**MATERIAL SUPPLIED:**
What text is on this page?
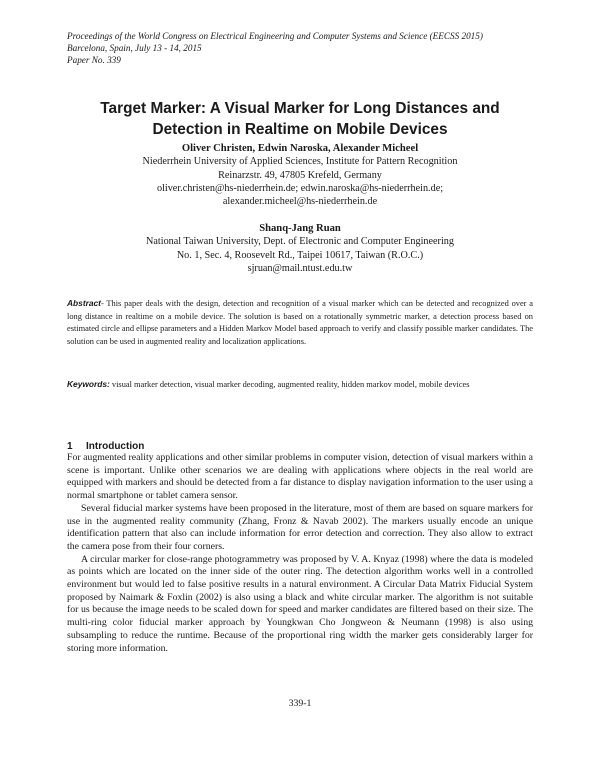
Proceedings of the World Congress on Electrical Engineering and Computer Systems and Science (EECSS 2015)
Barcelona, Spain, July 13 - 14, 2015
Paper No. 339
Target Marker: A Visual Marker for Long Distances and
Detection in Realtime on Mobile Devices
Oliver Christen, Edwin Naroska, Alexander Micheel
Niederrhein University of Applied Sciences, Institute for Pattern Recognition
Reinarzstr. 49, 47805 Krefeld, Germany
oliver.christen@hs-niederrhein.de; edwin.naroska@hs-niederrhein.de;
alexander.micheel@hs-niederrhein.de
Shanq-Jang Ruan
National Taiwan University, Dept. of Electronic and Computer Engineering
No. 1, Sec. 4, Roosevelt Rd., Taipei 10617, Taiwan (R.O.C.)
sjruan@mail.ntust.edu.tw
Abstract- This paper deals with the design, detection and recognition of a visual marker which can be detected and recognized over a long distance in realtime on a mobile device. The solution is based on a rotationally symmetric marker, a detection process based on estimated circle and ellipse parameters and a Hidden Markov Model based approach to verify and classify possible marker candidates. The solution can be used in augmented reality and localization applications.
Keywords: visual marker detection, visual marker decoding, augmented reality, hidden markov model, mobile devices
1 Introduction

For augmented reality applications and other similar problems in computer vision, detection of visual markers within a scene is important. Unlike other scenarios we are dealing with applications where objects in the real world are equipped with markers and should be detected from a far distance to display navigation information to the user using a normal smartphone or tablet camera sensor.

Several fiducial marker systems have been proposed in the literature, most of them are based on square markers for use in the augmented reality community (Zhang, Fronz & Navab 2002). The markers usually encode an unique identification pattern that also can include information for error detection and correction. They also allow to extract the camera pose from their four corners.

A circular marker for close-range photogrammetry was proposed by V. A. Knyaz (1998) where the data is modeled as points which are located on the inner side of the outer ring. The detection algorithm works well in a controlled environment but would led to false positive results in a natural environment. A Circular Data Matrix Fiducial System proposed by Naimark & Foxlin (2002) is also using a black and white circular marker. The algorithm is not suitable for us because the image needs to be scaled down for speed and marker candidates are filtered based on their size. The multi-ring color fiducial marker approach by Youngkwan Cho Jongweon & Neumann (1998) is also using subsampling to reduce the runtime. Because of the proportional ring width the marker gets considerably larger for storing more information.

339-1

**YOUR OBJECTIVE:** In the copy, include no pictures; restate the listing above exactly.

**WRITTEN REPLY:**
What text is on this page?
Proceedings of the World Congress on Electrical Engineering and Computer Systems and Science (EECSS 2015)
Barcelona, Spain, July 13 - 14, 2015
Paper No. 339
Target Marker: A Visual Marker for Long Distances and
Detection in Realtime on Mobile Devices
Oliver Christen, Edwin Naroska, Alexander Micheel
Niederrhein University of Applied Sciences, Institute for Pattern Recognition
Reinarzstr. 49, 47805 Krefeld, Germany
oliver.christen@hs-niederrhein.de; edwin.naroska@hs-niederrhein.de;
alexander.micheel@hs-niederrhein.de
Shanq-Jang Ruan
National Taiwan University, Dept. of Electronic and Computer Engineering
No. 1, Sec. 4, Roosevelt Rd., Taipei 10617, Taiwan (R.O.C.)
sjruan@mail.ntust.edu.tw
Abstract- This paper deals with the design, detection and recognition of a visual marker which can be detected and recognized over a long distance in realtime on a mobile device. The solution is based on a rotationally symmetric marker, a detection process based on estimated circle and ellipse parameters and a Hidden Markov Model based approach to verify and classify possible marker candidates. The solution can be used in augmented reality and localization applications.
Keywords: visual marker detection, visual marker decoding, augmented reality, hidden markov model, mobile devices
1 Introduction

For augmented reality applications and other similar problems in computer vision, detection of visual markers within a scene is important. Unlike other scenarios we are dealing with applications where objects in the real world are equipped with markers and should be detected from a far distance to display navigation information to the user using a normal smartphone or tablet camera sensor.

Several fiducial marker systems have been proposed in the literature, most of them are based on square markers for use in the augmented reality community (Zhang, Fronz & Navab 2002). The markers usually encode an unique identification pattern that also can include information for error detection and correction. They also allow to extract the camera pose from their four corners.

A circular marker for close-range photogrammetry was proposed by V. A. Knyaz (1998) where the data is modeled as points which are located on the inner side of the outer ring. The detection algorithm works well in a controlled environment but would led to false positive results in a natural environment. A Circular Data Matrix Fiducial System proposed by Naimark & Foxlin (2002) is also using a black and white circular marker. The algorithm is not suitable for us because the image needs to be scaled down for speed and marker candidates are filtered based on their size. The multi-ring color fiducial marker approach by Youngkwan Cho Jongweon & Neumann (1998) is also using subsampling to reduce the runtime. Because of the proportional ring width the marker gets considerably larger for storing more information.

339-1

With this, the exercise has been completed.